[Dataset entries]
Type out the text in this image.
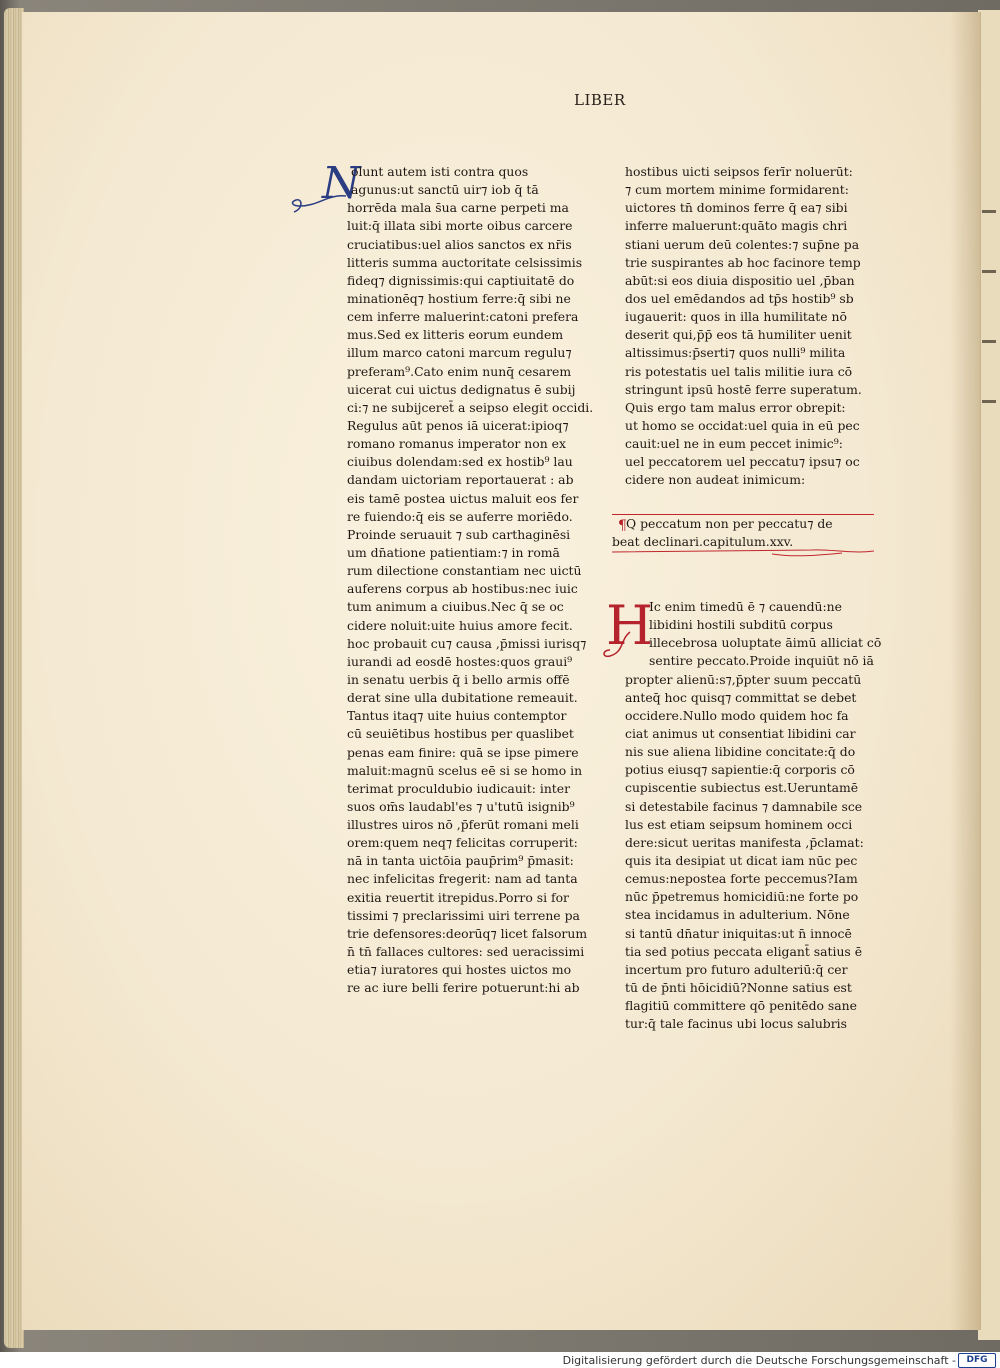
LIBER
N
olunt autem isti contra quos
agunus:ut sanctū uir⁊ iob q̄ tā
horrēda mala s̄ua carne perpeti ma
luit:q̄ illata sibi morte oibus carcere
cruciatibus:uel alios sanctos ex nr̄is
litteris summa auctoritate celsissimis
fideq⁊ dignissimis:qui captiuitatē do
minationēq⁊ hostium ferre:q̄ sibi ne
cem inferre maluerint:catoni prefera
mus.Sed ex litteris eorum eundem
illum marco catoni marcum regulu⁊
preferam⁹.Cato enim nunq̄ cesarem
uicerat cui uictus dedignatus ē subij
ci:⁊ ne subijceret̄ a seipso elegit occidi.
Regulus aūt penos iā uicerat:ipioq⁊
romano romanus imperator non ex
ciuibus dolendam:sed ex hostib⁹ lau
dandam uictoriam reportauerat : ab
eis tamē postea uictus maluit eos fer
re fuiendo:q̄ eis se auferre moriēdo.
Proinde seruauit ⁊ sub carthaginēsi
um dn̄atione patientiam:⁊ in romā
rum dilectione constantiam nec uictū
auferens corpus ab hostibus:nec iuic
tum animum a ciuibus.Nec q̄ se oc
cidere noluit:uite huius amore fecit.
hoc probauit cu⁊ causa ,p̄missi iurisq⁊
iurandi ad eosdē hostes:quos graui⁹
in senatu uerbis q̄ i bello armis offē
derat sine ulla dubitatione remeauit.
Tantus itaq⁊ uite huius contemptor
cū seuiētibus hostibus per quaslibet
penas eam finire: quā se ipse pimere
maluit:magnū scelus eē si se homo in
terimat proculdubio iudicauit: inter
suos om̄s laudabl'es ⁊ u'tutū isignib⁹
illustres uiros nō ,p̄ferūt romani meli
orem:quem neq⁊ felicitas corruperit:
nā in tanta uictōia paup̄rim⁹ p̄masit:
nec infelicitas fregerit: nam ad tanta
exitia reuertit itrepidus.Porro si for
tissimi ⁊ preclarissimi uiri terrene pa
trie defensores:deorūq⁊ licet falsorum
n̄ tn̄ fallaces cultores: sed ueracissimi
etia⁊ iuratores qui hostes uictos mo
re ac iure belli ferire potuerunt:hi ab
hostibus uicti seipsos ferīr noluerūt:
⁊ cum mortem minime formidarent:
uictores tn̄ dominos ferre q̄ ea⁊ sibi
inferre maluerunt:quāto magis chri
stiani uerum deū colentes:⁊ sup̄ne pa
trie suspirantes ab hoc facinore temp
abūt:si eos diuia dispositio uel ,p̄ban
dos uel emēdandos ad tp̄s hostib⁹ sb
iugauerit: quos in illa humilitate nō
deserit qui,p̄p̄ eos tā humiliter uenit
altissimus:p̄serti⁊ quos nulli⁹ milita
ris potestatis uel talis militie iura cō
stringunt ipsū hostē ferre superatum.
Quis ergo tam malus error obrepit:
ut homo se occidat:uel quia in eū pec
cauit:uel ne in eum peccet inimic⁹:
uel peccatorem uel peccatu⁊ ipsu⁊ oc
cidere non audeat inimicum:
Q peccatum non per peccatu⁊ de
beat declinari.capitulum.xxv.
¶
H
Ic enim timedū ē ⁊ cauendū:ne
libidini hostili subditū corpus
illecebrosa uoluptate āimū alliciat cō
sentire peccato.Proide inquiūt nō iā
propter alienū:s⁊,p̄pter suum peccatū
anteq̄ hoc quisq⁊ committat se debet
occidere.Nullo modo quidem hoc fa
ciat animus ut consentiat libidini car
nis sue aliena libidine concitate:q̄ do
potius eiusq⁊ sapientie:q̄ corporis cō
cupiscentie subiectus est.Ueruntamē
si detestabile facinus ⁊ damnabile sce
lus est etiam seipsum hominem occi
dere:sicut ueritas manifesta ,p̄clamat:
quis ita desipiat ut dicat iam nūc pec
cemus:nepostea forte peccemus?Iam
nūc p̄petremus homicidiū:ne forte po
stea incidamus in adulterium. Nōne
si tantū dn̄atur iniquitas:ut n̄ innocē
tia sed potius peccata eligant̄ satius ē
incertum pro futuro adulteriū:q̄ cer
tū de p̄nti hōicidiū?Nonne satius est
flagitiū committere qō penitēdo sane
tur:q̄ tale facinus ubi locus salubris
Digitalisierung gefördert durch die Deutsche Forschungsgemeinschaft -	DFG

SHORT TASK: Repeat each line of the records above exactly, but do not copy the pictures.

RESPONSE TO THIS EXERCISE:
Type out the text in this image.
LIBER
N
olunt autem isti contra quos
agunus:ut sanctū uir⁊ iob q̄ tā
horrēda mala s̄ua carne perpeti ma
luit:q̄ illata sibi morte oibus carcere
cruciatibus:uel alios sanctos ex nr̄is
litteris summa auctoritate celsissimis
fideq⁊ dignissimis:qui captiuitatē do
minationēq⁊ hostium ferre:q̄ sibi ne
cem inferre maluerint:catoni prefera
mus.Sed ex litteris eorum eundem
illum marco catoni marcum regulu⁊
preferam⁹.Cato enim nunq̄ cesarem
uicerat cui uictus dedignatus ē subij
ci:⁊ ne subijceret̄ a seipso elegit occidi.
Regulus aūt penos iā uicerat:ipioq⁊
romano romanus imperator non ex
ciuibus dolendam:sed ex hostib⁹ lau
dandam uictoriam reportauerat : ab
eis tamē postea uictus maluit eos fer
re fuiendo:q̄ eis se auferre moriēdo.
Proinde seruauit ⁊ sub carthaginēsi
um dn̄atione patientiam:⁊ in romā
rum dilectione constantiam nec uictū
auferens corpus ab hostibus:nec iuic
tum animum a ciuibus.Nec q̄ se oc
cidere noluit:uite huius amore fecit.
hoc probauit cu⁊ causa ,p̄missi iurisq⁊
iurandi ad eosdē hostes:quos graui⁹
in senatu uerbis q̄ i bello armis offē
derat sine ulla dubitatione remeauit.
Tantus itaq⁊ uite huius contemptor
cū seuiētibus hostibus per quaslibet
penas eam finire: quā se ipse pimere
maluit:magnū scelus eē si se homo in
terimat proculdubio iudicauit: inter
suos om̄s laudabl'es ⁊ u'tutū isignib⁹
illustres uiros nō ,p̄ferūt romani meli
orem:quem neq⁊ felicitas corruperit:
nā in tanta uictōia paup̄rim⁹ p̄masit:
nec infelicitas fregerit: nam ad tanta
exitia reuertit itrepidus.Porro si for
tissimi ⁊ preclarissimi uiri terrene pa
trie defensores:deorūq⁊ licet falsorum
n̄ tn̄ fallaces cultores: sed ueracissimi
etia⁊ iuratores qui hostes uictos mo
re ac iure belli ferire potuerunt:hi ab
hostibus uicti seipsos ferīr noluerūt:
⁊ cum mortem minime formidarent:
uictores tn̄ dominos ferre q̄ ea⁊ sibi
inferre maluerunt:quāto magis chri
stiani uerum deū colentes:⁊ sup̄ne pa
trie suspirantes ab hoc facinore temp
abūt:si eos diuia dispositio uel ,p̄ban
dos uel emēdandos ad tp̄s hostib⁹ sb
iugauerit: quos in illa humilitate nō
deserit qui,p̄p̄ eos tā humiliter uenit
altissimus:p̄serti⁊ quos nulli⁹ milita
ris potestatis uel talis militie iura cō
stringunt ipsū hostē ferre superatum.
Quis ergo tam malus error obrepit:
ut homo se occidat:uel quia in eū pec
cauit:uel ne in eum peccet inimic⁹:
uel peccatorem uel peccatu⁊ ipsu⁊ oc
cidere non audeat inimicum:
Q peccatum non per peccatu⁊ de
beat declinari.capitulum.xxv.
¶
H
Ic enim timedū ē ⁊ cauendū:ne
libidini hostili subditū corpus
illecebrosa uoluptate āimū alliciat cō
sentire peccato.Proide inquiūt nō iā
propter alienū:s⁊,p̄pter suum peccatū
anteq̄ hoc quisq⁊ committat se debet
occidere.Nullo modo quidem hoc fa
ciat animus ut consentiat libidini car
nis sue aliena libidine concitate:q̄ do
potius eiusq⁊ sapientie:q̄ corporis cō
cupiscentie subiectus est.Ueruntamē
si detestabile facinus ⁊ damnabile sce
lus est etiam seipsum hominem occi
dere:sicut ueritas manifesta ,p̄clamat:
quis ita desipiat ut dicat iam nūc pec
cemus:nepostea forte peccemus?Iam
nūc p̄petremus homicidiū:ne forte po
stea incidamus in adulterium. Nōne
si tantū dn̄atur iniquitas:ut n̄ innocē
tia sed potius peccata eligant̄ satius ē
incertum pro futuro adulteriū:q̄ cer
tū de p̄nti hōicidiū?Nonne satius est
flagitiū committere qō penitēdo sane
tur:q̄ tale facinus ubi locus salubris
Digitalisierung gefördert durch die Deutsche Forschungsgemeinschaft -	DFG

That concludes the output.